§ Task brief: Which lines hold the word "reselling"? Copy each of them from the material.

§ Given data:
⟨
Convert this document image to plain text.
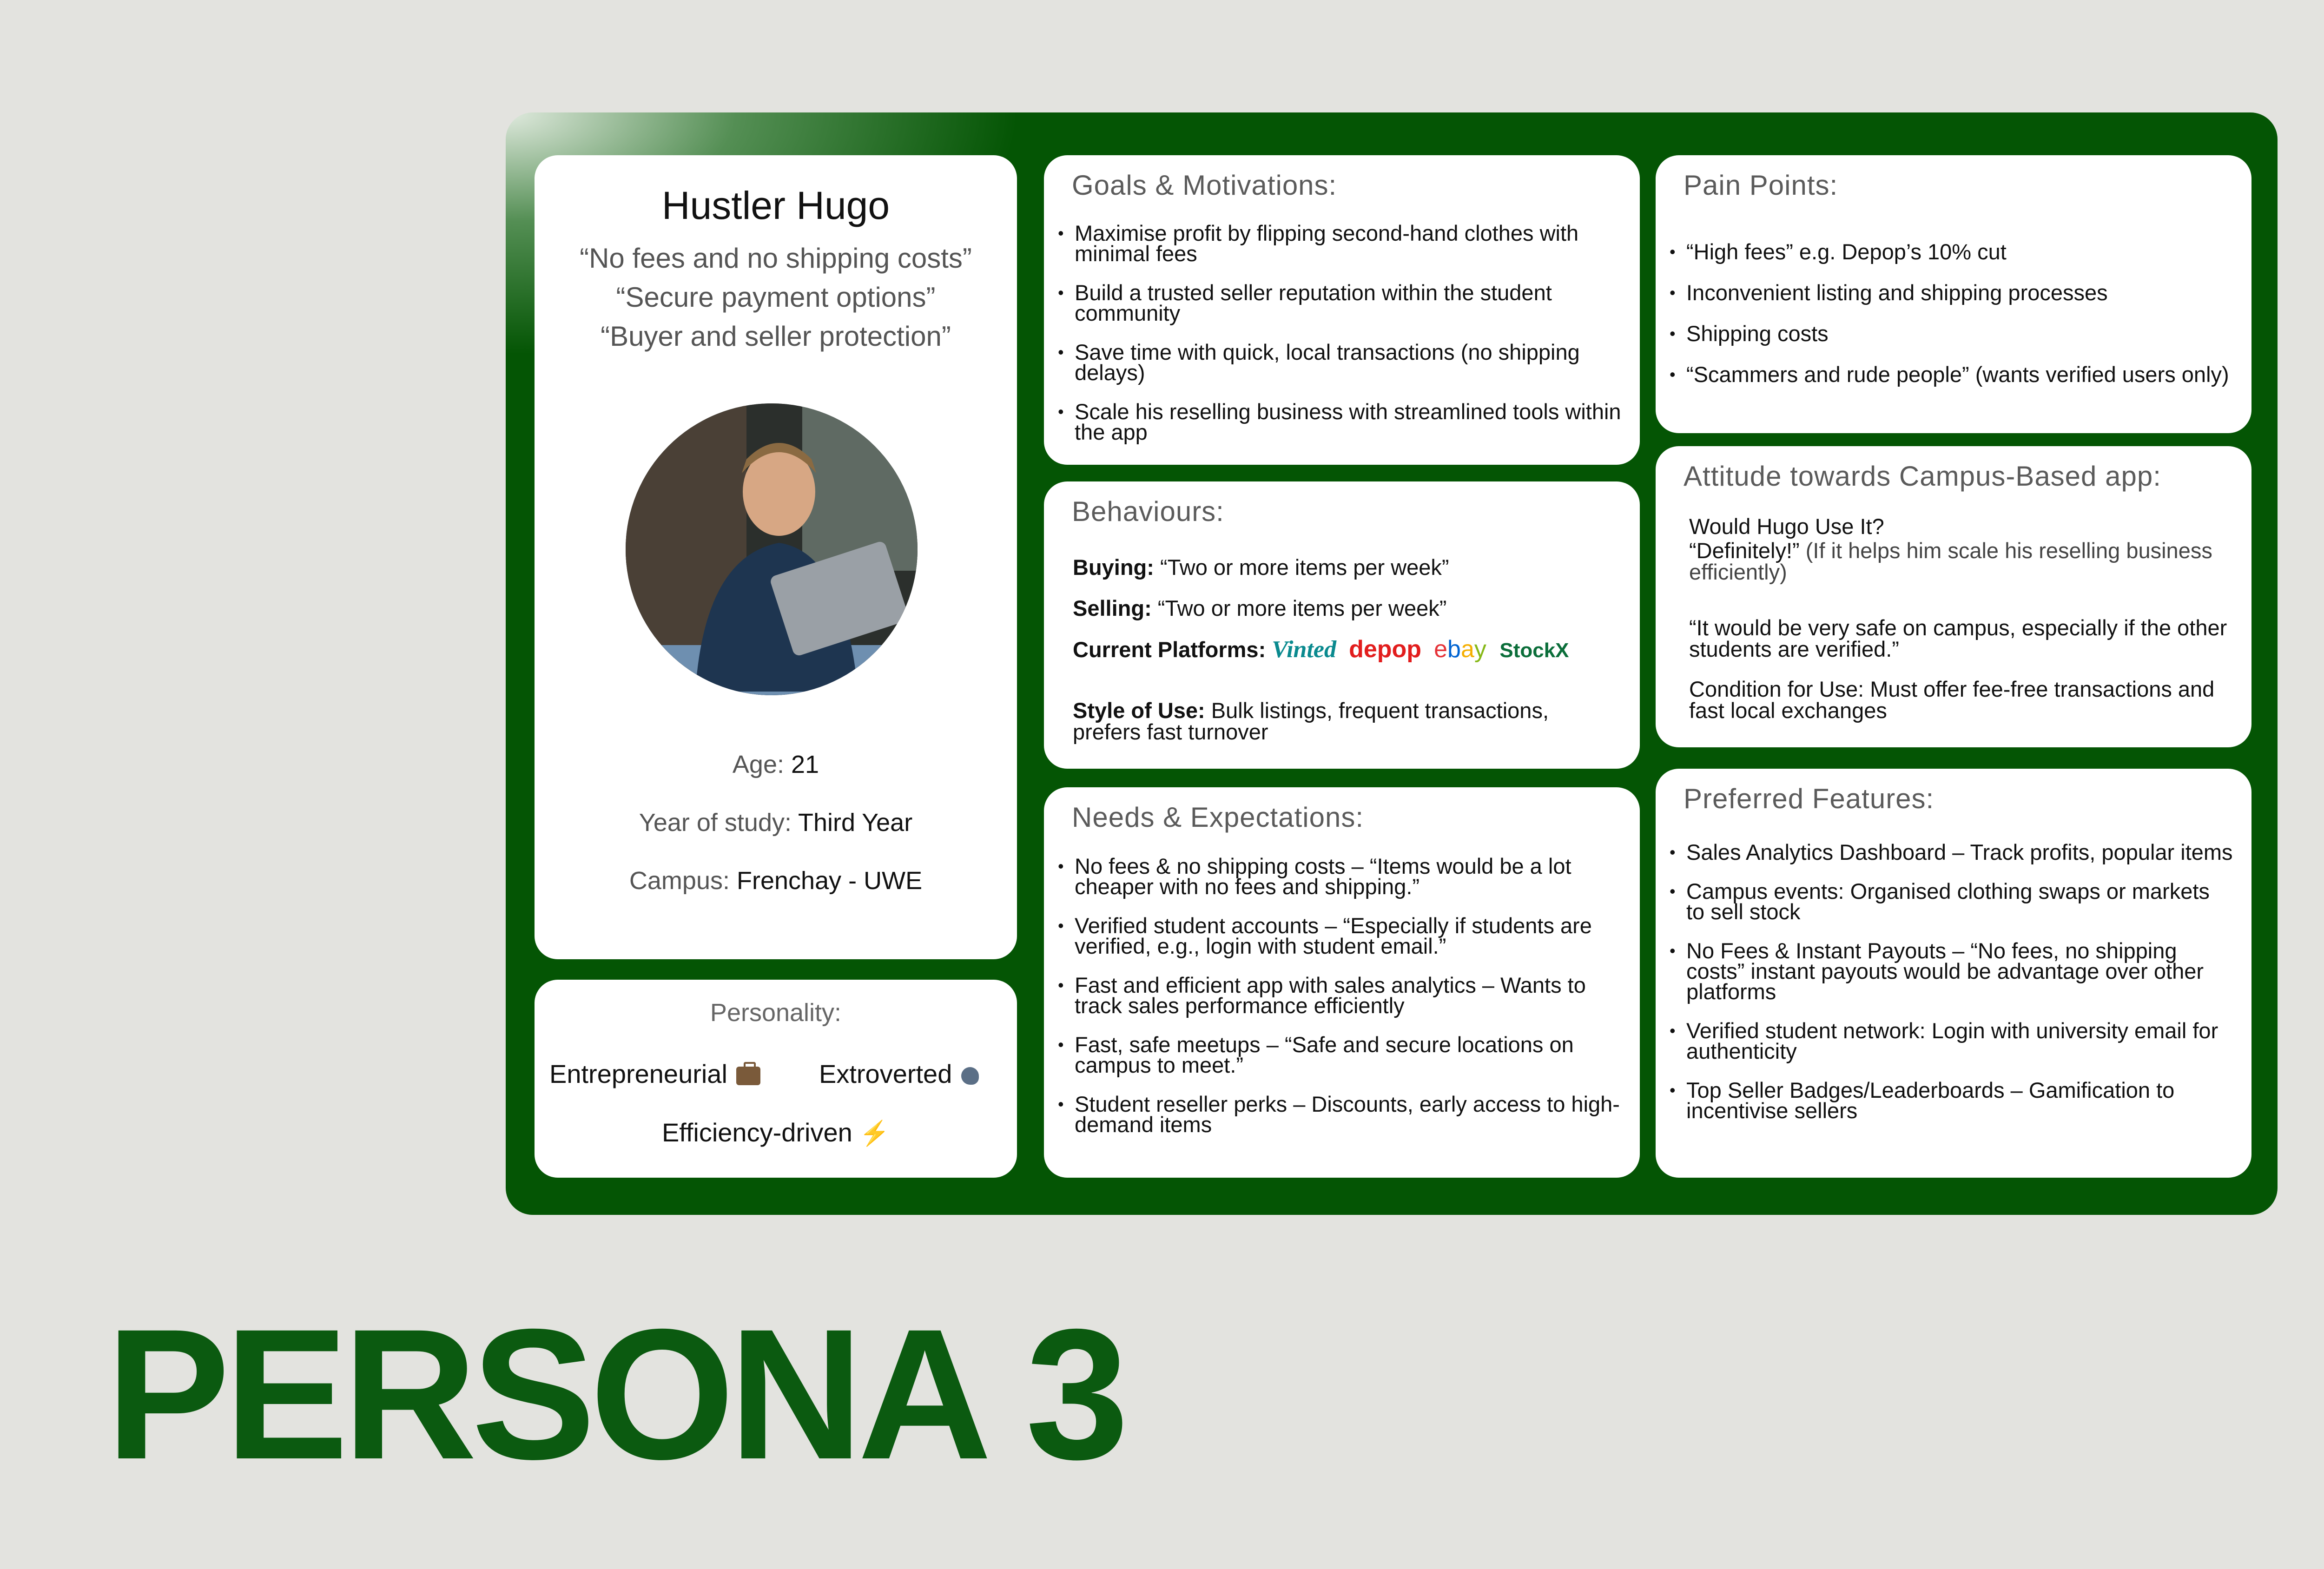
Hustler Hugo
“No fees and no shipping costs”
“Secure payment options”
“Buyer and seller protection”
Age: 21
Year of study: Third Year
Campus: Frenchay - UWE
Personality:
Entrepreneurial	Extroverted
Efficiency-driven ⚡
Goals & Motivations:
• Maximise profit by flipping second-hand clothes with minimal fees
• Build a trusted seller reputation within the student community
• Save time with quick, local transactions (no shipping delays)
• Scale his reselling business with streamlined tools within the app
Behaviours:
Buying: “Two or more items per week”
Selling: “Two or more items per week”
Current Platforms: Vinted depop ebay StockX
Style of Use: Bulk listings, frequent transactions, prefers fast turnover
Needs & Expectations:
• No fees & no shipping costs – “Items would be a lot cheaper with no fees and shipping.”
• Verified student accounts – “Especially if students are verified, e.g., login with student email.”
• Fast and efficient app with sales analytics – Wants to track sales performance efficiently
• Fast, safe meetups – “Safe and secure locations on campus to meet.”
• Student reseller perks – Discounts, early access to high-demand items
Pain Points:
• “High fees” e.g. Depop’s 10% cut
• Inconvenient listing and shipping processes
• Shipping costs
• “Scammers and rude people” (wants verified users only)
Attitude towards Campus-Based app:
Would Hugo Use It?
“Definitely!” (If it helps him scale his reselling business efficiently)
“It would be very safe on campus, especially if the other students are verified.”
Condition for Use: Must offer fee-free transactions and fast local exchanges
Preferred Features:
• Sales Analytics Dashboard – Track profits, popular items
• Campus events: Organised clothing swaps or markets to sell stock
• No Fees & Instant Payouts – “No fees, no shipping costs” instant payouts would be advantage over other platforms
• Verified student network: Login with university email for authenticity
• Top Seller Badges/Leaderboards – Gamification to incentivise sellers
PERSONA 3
⟩
⟨
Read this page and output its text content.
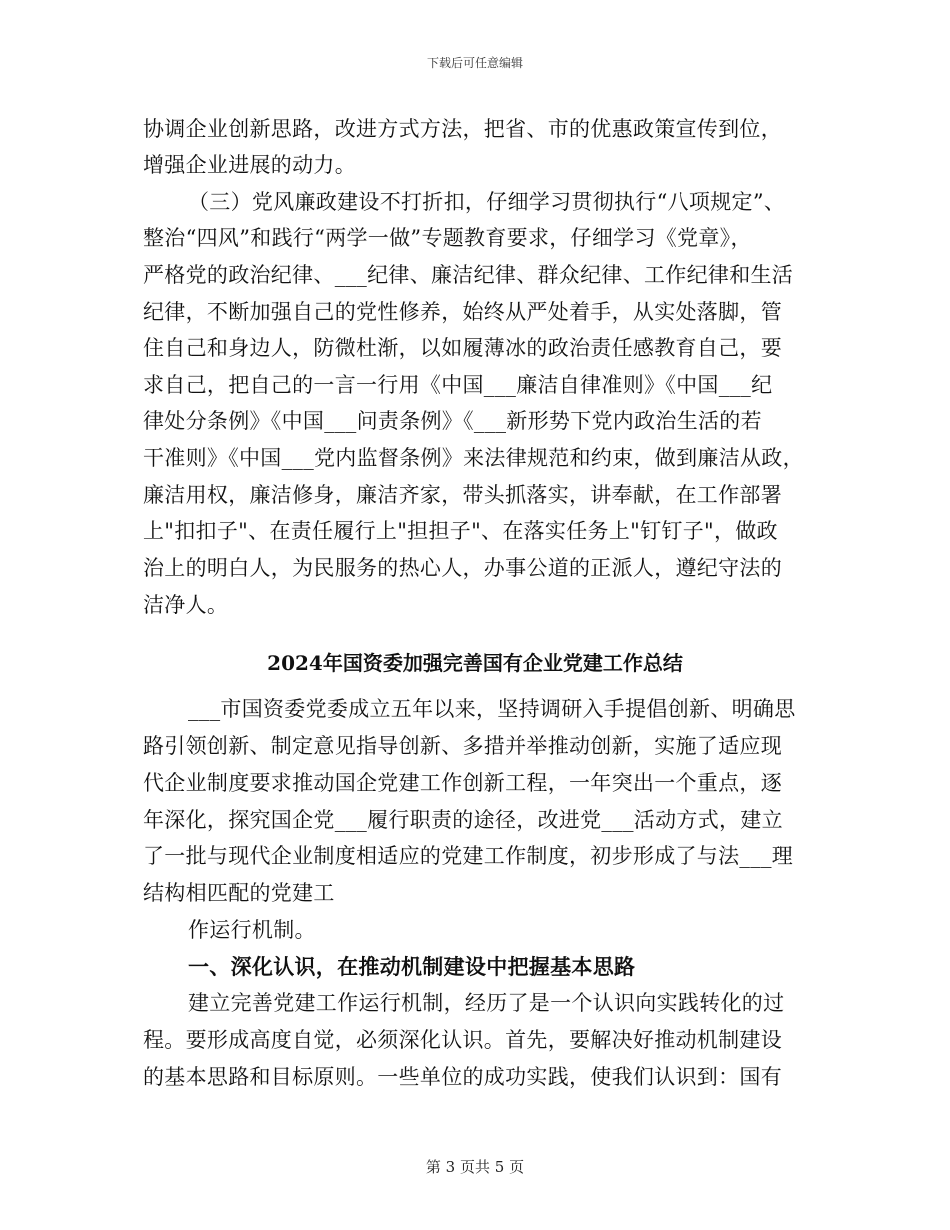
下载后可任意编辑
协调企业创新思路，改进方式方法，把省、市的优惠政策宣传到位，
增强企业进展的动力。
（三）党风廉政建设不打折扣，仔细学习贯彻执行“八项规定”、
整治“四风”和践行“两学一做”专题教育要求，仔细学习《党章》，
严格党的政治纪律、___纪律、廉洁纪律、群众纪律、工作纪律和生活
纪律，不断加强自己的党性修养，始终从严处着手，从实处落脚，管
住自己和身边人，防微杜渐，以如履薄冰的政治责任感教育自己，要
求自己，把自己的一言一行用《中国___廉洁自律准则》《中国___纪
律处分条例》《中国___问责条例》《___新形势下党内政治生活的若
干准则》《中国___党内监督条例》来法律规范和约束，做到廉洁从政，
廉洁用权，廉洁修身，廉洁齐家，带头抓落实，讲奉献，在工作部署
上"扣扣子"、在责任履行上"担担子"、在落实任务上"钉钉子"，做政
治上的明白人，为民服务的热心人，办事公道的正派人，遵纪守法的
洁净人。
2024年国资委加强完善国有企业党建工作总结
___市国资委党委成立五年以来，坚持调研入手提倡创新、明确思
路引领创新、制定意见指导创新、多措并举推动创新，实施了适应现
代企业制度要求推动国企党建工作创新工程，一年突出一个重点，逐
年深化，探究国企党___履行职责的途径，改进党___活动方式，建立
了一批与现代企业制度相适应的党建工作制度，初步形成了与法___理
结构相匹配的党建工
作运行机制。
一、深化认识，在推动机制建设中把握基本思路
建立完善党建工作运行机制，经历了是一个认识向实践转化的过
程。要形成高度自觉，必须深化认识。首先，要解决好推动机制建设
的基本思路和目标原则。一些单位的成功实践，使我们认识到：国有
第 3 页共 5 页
⟩
⟨
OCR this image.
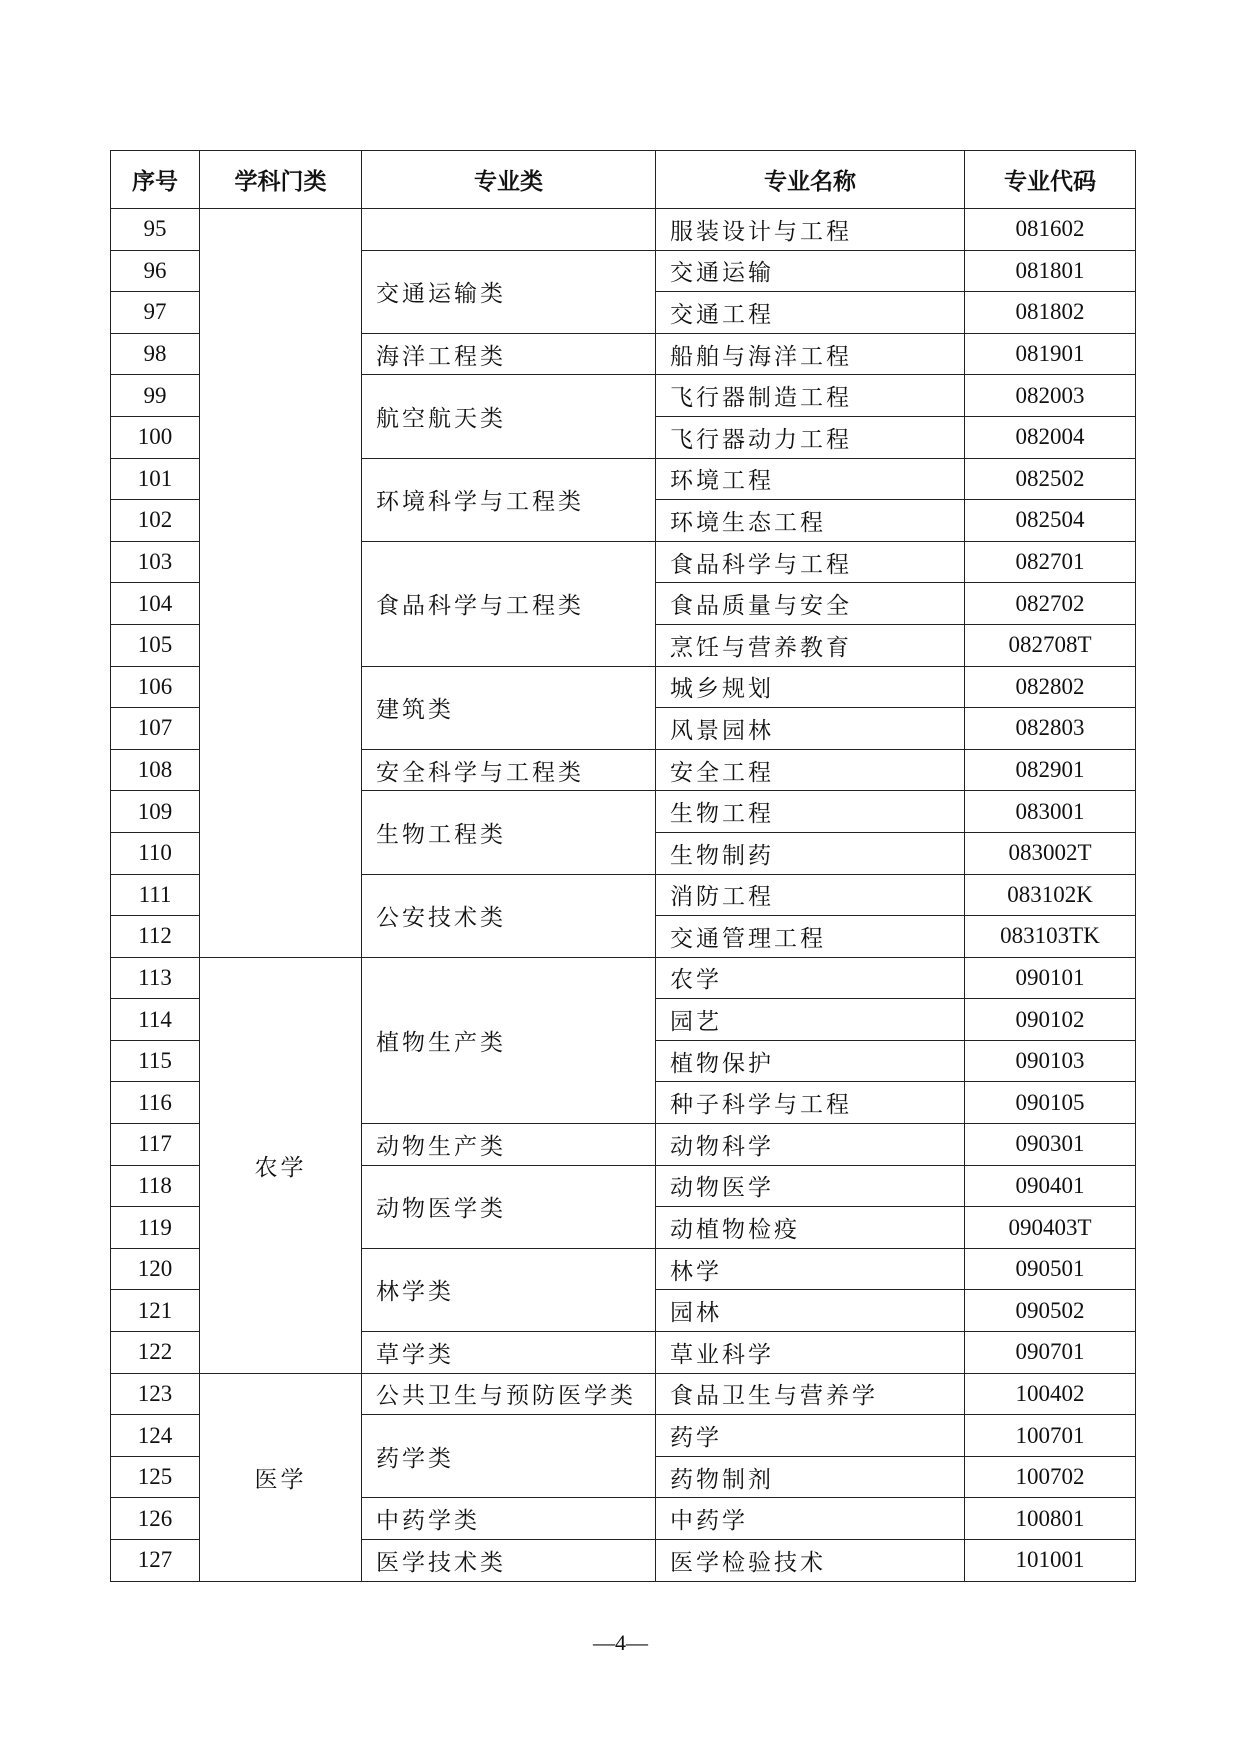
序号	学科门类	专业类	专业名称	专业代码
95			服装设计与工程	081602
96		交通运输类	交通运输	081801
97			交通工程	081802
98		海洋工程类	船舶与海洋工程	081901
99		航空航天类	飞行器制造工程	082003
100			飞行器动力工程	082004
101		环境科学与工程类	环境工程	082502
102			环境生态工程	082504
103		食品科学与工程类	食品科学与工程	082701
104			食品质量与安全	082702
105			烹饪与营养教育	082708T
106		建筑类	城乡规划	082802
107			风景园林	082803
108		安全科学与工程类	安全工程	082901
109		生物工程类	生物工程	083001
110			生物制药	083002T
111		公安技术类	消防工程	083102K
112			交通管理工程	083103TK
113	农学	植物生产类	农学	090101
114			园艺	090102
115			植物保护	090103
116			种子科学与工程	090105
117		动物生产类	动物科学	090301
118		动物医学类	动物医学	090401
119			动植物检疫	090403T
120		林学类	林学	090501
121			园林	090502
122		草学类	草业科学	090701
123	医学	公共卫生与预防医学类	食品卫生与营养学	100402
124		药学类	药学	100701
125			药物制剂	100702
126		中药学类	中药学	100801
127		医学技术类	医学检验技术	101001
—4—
⟩
§ Problem solution:
• Scale his reselling business with streamlined tools within the app
“Definitely!” (If it helps him scale his reselling business efficiently)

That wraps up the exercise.